[start of Data shown]

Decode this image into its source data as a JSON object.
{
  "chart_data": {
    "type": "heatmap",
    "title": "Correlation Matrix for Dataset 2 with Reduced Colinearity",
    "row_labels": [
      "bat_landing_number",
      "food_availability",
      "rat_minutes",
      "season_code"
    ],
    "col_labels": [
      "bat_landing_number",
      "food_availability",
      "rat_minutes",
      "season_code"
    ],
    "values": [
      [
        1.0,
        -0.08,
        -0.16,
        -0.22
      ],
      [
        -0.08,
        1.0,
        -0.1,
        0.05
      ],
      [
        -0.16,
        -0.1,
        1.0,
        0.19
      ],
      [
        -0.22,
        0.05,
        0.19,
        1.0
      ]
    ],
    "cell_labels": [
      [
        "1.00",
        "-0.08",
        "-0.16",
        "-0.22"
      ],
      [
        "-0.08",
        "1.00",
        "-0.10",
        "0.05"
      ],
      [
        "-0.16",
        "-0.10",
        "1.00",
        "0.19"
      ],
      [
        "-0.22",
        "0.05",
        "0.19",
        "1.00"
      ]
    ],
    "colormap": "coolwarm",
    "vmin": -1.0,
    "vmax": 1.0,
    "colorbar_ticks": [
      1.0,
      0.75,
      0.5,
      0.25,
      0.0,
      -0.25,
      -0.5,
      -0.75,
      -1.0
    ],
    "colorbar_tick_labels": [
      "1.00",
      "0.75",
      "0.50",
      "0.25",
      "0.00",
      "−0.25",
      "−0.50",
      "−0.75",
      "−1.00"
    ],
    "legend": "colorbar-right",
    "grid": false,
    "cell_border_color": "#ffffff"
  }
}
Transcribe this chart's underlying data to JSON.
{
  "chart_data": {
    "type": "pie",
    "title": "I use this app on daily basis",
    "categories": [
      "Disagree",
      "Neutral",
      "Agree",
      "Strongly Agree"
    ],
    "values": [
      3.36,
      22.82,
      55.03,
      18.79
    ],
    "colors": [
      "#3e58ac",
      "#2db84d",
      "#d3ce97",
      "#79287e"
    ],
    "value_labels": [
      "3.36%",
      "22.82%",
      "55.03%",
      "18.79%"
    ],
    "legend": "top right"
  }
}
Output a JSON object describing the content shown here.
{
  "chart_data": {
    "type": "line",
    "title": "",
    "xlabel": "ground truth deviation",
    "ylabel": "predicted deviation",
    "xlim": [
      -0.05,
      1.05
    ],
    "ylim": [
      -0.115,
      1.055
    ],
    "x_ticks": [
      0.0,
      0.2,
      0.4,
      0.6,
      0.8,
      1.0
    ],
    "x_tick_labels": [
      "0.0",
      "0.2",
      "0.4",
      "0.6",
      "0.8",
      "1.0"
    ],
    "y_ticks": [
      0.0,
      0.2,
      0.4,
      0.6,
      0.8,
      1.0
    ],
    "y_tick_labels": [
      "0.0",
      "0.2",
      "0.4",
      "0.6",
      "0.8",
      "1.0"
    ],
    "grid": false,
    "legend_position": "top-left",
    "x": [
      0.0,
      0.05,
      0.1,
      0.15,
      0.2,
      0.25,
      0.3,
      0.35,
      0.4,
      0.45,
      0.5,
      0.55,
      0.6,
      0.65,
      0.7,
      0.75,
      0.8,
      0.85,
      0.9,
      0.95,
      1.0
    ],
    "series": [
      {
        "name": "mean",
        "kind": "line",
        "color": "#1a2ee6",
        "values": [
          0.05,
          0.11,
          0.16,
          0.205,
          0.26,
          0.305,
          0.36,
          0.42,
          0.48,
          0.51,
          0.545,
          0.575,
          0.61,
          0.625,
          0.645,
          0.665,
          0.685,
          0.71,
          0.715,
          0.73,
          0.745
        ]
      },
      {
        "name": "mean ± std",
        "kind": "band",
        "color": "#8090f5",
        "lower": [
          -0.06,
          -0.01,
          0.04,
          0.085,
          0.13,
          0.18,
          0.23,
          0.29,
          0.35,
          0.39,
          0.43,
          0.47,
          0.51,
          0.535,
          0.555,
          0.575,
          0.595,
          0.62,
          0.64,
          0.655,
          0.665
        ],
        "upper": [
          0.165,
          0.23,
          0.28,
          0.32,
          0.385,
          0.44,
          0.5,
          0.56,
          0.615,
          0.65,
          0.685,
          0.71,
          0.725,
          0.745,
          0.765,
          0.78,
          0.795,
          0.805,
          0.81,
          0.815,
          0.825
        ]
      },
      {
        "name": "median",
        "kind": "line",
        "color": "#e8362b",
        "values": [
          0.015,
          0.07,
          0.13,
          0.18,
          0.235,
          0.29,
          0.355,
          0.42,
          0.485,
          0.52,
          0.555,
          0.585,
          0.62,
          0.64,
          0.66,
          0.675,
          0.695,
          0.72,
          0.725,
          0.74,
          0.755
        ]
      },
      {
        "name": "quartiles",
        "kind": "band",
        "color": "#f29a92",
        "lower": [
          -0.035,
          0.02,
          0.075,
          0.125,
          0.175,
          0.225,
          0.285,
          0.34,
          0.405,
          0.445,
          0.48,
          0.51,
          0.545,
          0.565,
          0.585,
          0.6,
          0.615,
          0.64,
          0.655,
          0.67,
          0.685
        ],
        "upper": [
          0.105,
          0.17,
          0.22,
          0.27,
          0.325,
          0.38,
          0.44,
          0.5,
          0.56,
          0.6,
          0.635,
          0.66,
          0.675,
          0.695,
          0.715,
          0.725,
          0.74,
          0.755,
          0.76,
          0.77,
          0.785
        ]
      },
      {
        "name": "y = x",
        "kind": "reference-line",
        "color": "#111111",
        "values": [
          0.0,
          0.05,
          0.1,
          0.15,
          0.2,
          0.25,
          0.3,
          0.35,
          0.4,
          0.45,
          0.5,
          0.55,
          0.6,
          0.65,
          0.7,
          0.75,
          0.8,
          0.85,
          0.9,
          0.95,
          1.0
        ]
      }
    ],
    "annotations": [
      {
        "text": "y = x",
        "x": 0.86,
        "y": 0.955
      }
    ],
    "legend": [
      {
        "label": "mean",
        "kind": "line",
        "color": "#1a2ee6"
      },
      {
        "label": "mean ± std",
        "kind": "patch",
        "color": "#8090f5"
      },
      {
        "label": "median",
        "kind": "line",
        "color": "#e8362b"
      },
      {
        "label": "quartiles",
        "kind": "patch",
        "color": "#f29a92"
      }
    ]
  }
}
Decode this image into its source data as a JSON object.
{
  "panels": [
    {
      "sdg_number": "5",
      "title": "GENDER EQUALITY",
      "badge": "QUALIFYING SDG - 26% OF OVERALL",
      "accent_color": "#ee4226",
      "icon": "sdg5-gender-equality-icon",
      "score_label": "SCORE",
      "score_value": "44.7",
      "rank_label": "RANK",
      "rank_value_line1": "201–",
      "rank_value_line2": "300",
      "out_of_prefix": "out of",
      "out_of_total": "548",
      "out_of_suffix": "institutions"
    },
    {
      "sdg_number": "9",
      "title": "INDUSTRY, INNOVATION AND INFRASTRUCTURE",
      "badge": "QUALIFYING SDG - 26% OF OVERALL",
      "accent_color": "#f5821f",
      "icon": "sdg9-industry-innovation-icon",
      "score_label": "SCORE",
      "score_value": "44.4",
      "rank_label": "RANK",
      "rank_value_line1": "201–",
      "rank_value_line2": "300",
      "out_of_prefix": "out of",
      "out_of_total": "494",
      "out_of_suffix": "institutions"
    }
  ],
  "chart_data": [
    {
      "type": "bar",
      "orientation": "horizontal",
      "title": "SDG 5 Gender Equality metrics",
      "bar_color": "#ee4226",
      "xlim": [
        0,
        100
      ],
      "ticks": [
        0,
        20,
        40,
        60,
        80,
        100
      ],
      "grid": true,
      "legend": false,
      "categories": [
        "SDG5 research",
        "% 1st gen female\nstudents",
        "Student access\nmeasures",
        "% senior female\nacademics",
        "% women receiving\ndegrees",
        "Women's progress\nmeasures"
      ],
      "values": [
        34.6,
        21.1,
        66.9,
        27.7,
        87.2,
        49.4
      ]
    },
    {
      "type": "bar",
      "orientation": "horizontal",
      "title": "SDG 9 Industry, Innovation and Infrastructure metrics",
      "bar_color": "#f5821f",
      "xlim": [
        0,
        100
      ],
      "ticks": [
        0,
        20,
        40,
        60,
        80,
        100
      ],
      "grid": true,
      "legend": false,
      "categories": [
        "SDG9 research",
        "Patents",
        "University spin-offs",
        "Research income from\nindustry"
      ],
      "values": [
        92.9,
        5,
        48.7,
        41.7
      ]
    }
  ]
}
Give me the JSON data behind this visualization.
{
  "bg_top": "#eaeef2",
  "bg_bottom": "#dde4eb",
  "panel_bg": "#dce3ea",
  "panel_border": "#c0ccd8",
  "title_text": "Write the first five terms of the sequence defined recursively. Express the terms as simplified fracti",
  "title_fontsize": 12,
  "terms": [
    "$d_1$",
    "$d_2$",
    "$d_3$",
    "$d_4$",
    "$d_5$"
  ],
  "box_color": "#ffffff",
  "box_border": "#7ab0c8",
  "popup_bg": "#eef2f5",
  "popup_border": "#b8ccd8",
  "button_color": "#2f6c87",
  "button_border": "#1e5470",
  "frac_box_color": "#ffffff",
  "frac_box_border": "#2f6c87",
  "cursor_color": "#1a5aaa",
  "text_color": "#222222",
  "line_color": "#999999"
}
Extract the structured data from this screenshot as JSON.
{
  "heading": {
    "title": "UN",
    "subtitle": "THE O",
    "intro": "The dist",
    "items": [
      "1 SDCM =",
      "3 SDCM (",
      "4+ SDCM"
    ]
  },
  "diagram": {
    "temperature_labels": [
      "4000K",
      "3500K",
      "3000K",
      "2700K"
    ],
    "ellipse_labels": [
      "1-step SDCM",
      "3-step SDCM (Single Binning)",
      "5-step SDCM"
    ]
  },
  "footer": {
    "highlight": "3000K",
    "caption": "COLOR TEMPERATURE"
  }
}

[end of Data shown]

**Given instruction:** Go over the records above and tally each line that includes "JSON". Give the total by itself.

**Expected answer:** 6